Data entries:

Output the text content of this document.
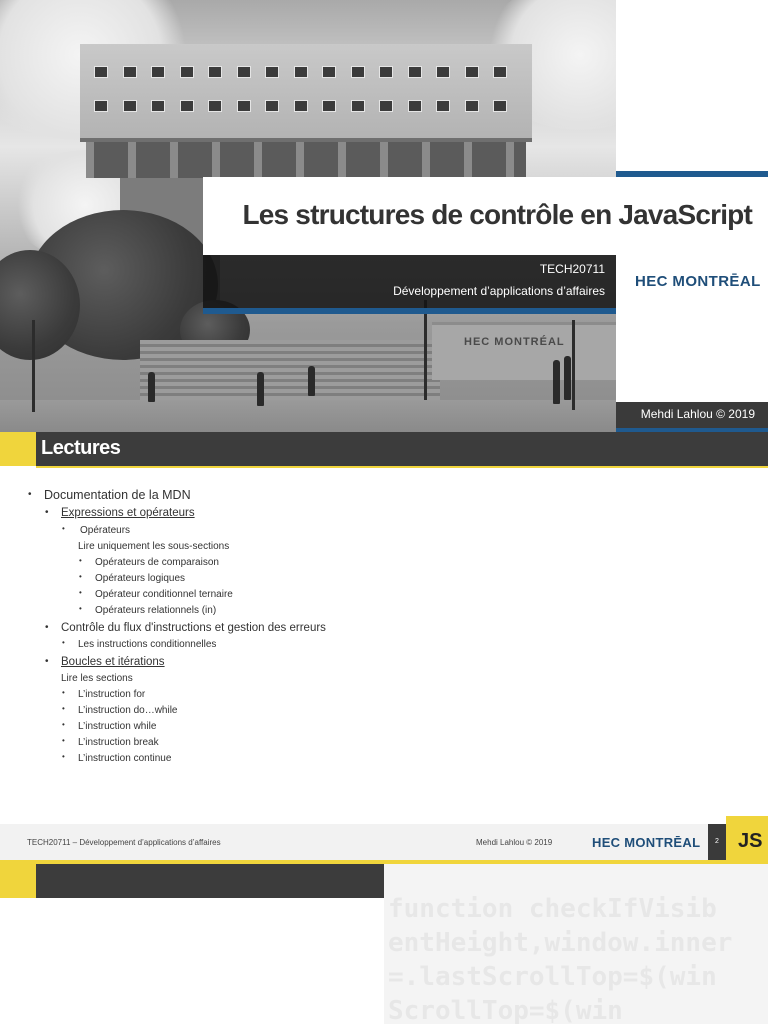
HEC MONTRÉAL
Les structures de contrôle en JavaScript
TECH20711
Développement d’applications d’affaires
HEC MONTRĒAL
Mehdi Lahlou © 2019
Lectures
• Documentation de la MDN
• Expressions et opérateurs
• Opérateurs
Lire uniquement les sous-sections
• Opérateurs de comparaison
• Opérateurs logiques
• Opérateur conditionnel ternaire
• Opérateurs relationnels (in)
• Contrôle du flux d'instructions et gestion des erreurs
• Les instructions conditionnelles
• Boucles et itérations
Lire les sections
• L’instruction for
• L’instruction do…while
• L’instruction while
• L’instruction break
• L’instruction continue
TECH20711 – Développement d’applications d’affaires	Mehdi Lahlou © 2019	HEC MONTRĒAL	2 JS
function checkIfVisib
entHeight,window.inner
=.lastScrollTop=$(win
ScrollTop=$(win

==

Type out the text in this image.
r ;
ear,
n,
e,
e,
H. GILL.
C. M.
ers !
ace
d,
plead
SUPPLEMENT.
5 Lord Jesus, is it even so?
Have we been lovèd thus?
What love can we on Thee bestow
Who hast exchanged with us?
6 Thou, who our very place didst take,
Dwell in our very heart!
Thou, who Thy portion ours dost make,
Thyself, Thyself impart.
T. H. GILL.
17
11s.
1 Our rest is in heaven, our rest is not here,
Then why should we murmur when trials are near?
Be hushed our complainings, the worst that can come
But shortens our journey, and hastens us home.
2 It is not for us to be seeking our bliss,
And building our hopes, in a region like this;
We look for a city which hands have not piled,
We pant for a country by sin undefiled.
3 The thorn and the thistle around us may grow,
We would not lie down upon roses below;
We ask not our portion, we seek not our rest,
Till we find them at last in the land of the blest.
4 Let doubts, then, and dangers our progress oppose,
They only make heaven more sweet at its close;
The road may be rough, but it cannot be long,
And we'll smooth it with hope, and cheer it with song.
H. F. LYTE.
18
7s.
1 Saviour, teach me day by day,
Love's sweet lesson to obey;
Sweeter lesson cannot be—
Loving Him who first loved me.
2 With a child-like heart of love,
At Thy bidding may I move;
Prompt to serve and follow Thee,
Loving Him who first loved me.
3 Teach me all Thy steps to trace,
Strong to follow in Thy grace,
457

## Goal of the exercise:
Note how many lines in the listing above hold the string "rest", then give only that figure.

## Response to this exercise:
2